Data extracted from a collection

• • • • • • •

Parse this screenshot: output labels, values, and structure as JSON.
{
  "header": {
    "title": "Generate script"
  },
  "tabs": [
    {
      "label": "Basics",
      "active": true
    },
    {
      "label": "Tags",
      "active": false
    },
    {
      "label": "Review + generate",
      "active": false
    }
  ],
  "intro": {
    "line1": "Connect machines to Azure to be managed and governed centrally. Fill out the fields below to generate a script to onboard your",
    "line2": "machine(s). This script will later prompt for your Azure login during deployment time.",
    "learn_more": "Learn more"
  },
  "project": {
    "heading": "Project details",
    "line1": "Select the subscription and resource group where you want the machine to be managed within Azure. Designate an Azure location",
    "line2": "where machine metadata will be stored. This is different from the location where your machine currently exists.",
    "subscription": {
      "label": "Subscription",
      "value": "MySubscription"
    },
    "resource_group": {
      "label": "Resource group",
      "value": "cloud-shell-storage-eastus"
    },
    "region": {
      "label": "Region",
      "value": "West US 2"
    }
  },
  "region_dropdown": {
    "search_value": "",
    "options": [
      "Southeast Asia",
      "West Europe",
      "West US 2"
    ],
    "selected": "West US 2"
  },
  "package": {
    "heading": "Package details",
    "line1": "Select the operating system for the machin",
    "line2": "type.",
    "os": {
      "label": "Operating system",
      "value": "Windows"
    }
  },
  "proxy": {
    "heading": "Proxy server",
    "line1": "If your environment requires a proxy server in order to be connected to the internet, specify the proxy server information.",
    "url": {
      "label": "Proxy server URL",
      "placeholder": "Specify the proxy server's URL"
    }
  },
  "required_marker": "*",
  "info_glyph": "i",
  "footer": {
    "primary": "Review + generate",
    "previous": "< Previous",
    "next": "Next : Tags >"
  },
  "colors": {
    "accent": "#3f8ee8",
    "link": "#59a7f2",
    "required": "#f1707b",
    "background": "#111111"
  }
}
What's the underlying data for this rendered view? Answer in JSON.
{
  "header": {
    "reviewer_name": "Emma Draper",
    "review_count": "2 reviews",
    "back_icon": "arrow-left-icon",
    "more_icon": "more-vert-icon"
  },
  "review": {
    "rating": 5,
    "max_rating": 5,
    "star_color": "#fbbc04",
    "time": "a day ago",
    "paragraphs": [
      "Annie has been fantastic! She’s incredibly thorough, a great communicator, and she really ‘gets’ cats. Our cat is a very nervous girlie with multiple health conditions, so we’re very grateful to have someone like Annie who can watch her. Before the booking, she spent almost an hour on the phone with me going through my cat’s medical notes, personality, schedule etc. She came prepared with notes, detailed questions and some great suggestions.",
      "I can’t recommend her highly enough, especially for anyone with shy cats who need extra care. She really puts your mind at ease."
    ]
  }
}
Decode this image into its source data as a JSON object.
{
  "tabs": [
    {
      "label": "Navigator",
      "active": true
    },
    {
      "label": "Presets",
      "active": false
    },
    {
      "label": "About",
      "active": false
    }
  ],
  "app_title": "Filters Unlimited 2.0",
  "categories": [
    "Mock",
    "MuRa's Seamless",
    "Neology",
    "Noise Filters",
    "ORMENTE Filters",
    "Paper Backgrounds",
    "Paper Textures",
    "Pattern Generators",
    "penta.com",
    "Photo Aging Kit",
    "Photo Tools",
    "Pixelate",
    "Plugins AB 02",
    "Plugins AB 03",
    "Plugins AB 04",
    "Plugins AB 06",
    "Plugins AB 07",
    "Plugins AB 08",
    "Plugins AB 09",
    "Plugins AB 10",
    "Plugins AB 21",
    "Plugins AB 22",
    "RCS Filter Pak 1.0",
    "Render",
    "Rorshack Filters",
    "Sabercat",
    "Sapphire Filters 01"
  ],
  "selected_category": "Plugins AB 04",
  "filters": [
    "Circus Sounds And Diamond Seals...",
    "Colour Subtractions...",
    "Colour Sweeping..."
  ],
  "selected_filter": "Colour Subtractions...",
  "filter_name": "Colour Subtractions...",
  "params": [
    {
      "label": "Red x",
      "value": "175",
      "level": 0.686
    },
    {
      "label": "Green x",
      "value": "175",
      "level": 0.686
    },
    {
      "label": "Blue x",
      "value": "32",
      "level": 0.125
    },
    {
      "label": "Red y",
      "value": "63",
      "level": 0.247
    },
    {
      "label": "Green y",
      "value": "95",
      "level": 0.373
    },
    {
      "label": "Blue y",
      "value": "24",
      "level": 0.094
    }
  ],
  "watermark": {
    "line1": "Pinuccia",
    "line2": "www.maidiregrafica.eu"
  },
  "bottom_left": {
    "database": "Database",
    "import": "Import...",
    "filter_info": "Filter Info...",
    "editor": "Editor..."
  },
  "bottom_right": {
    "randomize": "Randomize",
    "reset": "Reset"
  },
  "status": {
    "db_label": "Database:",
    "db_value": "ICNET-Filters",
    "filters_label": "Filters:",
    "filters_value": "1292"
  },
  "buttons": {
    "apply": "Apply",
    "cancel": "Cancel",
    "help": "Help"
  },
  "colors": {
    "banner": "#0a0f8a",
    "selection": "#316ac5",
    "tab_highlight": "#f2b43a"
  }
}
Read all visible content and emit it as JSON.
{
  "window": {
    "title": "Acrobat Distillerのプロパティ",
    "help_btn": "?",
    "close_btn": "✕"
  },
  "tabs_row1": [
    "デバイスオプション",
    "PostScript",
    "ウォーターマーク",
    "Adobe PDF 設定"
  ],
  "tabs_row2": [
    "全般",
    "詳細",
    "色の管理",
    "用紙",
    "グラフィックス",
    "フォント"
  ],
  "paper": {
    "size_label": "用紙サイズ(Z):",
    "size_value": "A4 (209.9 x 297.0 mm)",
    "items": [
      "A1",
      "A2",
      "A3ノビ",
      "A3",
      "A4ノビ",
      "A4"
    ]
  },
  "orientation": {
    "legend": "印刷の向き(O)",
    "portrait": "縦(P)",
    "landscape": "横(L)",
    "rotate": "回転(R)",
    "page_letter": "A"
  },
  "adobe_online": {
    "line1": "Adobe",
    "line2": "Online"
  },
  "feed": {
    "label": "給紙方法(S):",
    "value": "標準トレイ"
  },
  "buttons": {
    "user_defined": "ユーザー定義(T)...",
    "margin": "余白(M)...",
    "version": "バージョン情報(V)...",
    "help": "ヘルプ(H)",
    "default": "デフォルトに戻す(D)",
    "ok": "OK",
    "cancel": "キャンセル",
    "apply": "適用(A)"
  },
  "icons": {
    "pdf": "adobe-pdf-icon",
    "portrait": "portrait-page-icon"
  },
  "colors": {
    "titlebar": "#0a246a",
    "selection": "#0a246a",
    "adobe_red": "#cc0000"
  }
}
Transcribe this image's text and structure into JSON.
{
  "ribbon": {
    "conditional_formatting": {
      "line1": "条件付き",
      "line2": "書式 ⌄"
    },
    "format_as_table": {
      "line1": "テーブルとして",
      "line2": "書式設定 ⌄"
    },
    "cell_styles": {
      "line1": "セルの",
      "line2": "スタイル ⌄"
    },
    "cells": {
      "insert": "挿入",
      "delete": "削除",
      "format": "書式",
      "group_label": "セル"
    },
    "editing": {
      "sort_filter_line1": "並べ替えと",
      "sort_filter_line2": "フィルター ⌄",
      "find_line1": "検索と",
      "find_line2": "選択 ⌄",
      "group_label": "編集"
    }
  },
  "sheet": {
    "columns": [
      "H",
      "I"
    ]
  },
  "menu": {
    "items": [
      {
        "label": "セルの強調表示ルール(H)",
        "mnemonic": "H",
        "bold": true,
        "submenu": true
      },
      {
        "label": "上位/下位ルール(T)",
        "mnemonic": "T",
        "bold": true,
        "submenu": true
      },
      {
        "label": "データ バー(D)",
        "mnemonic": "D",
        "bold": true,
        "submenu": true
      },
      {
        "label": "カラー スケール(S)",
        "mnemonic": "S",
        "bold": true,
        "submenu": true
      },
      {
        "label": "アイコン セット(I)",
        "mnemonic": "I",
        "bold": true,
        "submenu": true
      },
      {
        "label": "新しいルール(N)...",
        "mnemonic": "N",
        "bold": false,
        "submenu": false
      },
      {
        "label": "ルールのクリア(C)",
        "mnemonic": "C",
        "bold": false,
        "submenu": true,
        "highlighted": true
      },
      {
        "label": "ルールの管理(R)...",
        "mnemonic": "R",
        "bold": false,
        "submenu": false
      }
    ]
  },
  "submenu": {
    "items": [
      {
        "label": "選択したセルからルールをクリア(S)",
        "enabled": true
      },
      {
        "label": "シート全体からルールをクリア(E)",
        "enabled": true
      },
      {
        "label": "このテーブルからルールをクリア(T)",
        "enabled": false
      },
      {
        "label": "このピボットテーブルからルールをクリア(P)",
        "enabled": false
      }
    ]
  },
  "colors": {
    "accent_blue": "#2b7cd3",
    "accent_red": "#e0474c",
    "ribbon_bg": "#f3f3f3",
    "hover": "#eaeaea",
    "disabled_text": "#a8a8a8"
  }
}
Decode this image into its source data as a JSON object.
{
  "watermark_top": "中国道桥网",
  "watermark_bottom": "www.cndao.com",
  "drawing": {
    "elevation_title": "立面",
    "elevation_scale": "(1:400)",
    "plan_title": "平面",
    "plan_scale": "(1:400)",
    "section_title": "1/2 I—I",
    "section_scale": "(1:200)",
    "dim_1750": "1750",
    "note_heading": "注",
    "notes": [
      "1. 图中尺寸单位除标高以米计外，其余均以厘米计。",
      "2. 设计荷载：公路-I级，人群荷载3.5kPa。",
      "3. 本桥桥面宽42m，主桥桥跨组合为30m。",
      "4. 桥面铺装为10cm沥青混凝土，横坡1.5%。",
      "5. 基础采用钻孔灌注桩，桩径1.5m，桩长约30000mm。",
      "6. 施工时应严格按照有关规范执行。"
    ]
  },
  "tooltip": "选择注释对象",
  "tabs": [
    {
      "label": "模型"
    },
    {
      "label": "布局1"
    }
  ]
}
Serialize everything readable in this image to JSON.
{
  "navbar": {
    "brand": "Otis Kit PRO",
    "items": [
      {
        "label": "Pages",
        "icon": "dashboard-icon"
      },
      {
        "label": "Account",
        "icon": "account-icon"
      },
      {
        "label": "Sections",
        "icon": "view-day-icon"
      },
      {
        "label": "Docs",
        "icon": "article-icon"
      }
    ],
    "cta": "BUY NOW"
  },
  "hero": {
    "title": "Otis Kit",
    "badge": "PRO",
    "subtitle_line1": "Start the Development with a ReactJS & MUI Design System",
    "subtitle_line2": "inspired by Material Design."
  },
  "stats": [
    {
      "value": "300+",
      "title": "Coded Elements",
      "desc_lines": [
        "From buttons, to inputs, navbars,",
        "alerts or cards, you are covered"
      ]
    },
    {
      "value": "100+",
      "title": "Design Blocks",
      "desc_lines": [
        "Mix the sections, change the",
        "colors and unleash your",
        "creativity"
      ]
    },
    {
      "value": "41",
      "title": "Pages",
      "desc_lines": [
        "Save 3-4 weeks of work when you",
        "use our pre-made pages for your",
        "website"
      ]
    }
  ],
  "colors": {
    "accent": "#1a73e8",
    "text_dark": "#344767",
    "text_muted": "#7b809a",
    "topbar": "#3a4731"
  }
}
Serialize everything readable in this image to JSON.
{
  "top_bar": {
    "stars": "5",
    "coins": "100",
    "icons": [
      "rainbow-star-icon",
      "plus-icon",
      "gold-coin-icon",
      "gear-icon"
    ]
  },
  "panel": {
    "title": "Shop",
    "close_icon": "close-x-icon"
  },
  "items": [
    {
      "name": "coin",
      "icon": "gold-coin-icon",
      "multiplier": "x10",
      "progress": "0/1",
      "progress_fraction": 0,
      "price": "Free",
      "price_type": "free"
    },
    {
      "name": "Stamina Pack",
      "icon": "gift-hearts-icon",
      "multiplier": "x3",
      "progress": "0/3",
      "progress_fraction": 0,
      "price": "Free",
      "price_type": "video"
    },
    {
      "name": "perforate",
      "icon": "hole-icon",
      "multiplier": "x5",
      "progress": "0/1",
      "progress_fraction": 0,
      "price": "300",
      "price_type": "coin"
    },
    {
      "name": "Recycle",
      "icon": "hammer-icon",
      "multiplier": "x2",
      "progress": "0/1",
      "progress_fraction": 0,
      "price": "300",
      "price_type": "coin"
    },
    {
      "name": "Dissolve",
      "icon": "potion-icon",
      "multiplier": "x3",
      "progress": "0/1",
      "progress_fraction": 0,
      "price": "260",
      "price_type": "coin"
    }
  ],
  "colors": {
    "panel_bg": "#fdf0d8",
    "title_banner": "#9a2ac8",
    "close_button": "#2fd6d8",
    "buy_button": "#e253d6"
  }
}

• • • • • • •

PROBLEM TO WORK ON:
From the entries above, extract every line where the word "portrait" appears.

SOLUTION TO THIS PROBLEM:
    "portrait": "縦(P)",
    "portrait": "portrait-page-icon"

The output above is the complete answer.